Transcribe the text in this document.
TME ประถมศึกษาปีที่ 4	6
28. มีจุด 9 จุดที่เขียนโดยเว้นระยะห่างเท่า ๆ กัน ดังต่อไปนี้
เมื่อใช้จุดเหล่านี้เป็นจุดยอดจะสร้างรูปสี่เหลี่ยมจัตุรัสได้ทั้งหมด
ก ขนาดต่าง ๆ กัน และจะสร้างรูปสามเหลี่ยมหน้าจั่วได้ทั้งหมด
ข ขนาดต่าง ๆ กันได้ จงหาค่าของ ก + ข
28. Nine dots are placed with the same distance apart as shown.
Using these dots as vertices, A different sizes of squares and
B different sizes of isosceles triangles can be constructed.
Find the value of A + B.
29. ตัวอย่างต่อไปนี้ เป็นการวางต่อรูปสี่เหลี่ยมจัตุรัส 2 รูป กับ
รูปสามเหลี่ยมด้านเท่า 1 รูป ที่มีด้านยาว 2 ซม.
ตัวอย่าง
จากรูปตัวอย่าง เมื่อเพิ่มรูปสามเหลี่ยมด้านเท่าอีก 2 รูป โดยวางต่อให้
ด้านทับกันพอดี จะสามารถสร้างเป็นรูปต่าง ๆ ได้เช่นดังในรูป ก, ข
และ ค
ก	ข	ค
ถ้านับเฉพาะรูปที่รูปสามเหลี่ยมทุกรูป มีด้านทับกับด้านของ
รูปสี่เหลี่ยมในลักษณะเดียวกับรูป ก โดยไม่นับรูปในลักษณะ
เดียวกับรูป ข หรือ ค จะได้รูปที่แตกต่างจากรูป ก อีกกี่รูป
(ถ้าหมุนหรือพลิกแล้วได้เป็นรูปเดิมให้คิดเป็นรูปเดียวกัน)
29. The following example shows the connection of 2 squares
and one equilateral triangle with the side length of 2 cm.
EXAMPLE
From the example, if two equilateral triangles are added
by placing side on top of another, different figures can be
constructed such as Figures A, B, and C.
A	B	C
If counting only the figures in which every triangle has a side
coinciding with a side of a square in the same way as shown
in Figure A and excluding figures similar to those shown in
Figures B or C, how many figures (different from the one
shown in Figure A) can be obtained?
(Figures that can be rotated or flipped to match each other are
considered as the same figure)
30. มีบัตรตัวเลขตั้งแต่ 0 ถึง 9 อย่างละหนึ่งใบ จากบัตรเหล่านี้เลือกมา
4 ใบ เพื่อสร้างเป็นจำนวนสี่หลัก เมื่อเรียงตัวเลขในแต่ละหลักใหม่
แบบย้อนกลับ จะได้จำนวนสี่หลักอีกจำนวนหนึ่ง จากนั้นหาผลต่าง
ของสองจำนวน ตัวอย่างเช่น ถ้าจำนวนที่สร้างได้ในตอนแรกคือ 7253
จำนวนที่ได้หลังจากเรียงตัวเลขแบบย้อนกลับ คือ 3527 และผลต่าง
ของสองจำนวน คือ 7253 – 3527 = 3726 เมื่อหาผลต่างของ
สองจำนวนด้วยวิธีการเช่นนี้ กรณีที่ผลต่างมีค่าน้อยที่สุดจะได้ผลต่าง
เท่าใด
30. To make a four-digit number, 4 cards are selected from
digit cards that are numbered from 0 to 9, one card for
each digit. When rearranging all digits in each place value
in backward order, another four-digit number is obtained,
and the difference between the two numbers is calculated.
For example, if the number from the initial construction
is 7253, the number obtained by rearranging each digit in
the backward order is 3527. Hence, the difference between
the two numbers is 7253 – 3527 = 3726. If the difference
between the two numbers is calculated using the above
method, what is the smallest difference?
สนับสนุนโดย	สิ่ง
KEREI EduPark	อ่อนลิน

════════════════════

▸ SHORT EXERCISE:
Retype the records above exactly.

▸ RESULT OF THE EXERCISE:
Transcribe the text in this document.
TME ประถมศึกษาปีที่ 4	6
28. มีจุด 9 จุดที่เขียนโดยเว้นระยะห่างเท่า ๆ กัน ดังต่อไปนี้
เมื่อใช้จุดเหล่านี้เป็นจุดยอดจะสร้างรูปสี่เหลี่ยมจัตุรัสได้ทั้งหมด
ก ขนาดต่าง ๆ กัน และจะสร้างรูปสามเหลี่ยมหน้าจั่วได้ทั้งหมด
ข ขนาดต่าง ๆ กันได้ จงหาค่าของ ก + ข
28. Nine dots are placed with the same distance apart as shown.
Using these dots as vertices, A different sizes of squares and
B different sizes of isosceles triangles can be constructed.
Find the value of A + B.
29. ตัวอย่างต่อไปนี้ เป็นการวางต่อรูปสี่เหลี่ยมจัตุรัส 2 รูป กับ
รูปสามเหลี่ยมด้านเท่า 1 รูป ที่มีด้านยาว 2 ซม.
ตัวอย่าง
จากรูปตัวอย่าง เมื่อเพิ่มรูปสามเหลี่ยมด้านเท่าอีก 2 รูป โดยวางต่อให้
ด้านทับกันพอดี จะสามารถสร้างเป็นรูปต่าง ๆ ได้เช่นดังในรูป ก, ข
และ ค
ก	ข	ค
ถ้านับเฉพาะรูปที่รูปสามเหลี่ยมทุกรูป มีด้านทับกับด้านของ
รูปสี่เหลี่ยมในลักษณะเดียวกับรูป ก โดยไม่นับรูปในลักษณะ
เดียวกับรูป ข หรือ ค จะได้รูปที่แตกต่างจากรูป ก อีกกี่รูป
(ถ้าหมุนหรือพลิกแล้วได้เป็นรูปเดิมให้คิดเป็นรูปเดียวกัน)
29. The following example shows the connection of 2 squares
and one equilateral triangle with the side length of 2 cm.
EXAMPLE
From the example, if two equilateral triangles are added
by placing side on top of another, different figures can be
constructed such as Figures A, B, and C.
A	B	C
If counting only the figures in which every triangle has a side
coinciding with a side of a square in the same way as shown
in Figure A and excluding figures similar to those shown in
Figures B or C, how many figures (different from the one
shown in Figure A) can be obtained?
(Figures that can be rotated or flipped to match each other are
considered as the same figure)
30. มีบัตรตัวเลขตั้งแต่ 0 ถึง 9 อย่างละหนึ่งใบ จากบัตรเหล่านี้เลือกมา
4 ใบ เพื่อสร้างเป็นจำนวนสี่หลัก เมื่อเรียงตัวเลขในแต่ละหลักใหม่
แบบย้อนกลับ จะได้จำนวนสี่หลักอีกจำนวนหนึ่ง จากนั้นหาผลต่าง
ของสองจำนวน ตัวอย่างเช่น ถ้าจำนวนที่สร้างได้ในตอนแรกคือ 7253
จำนวนที่ได้หลังจากเรียงตัวเลขแบบย้อนกลับ คือ 3527 และผลต่าง
ของสองจำนวน คือ 7253 – 3527 = 3726 เมื่อหาผลต่างของ
สองจำนวนด้วยวิธีการเช่นนี้ กรณีที่ผลต่างมีค่าน้อยที่สุดจะได้ผลต่าง
เท่าใด
30. To make a four-digit number, 4 cards are selected from
digit cards that are numbered from 0 to 9, one card for
each digit. When rearranging all digits in each place value
in backward order, another four-digit number is obtained,
and the difference between the two numbers is calculated.
For example, if the number from the initial construction
is 7253, the number obtained by rearranging each digit in
the backward order is 3527. Hence, the difference between
the two numbers is 7253 – 3527 = 3726. If the difference
between the two numbers is calculated using the above
method, what is the smallest difference?
สนับสนุนโดย	สิ่ง
KEREI EduPark	อ่อนลิน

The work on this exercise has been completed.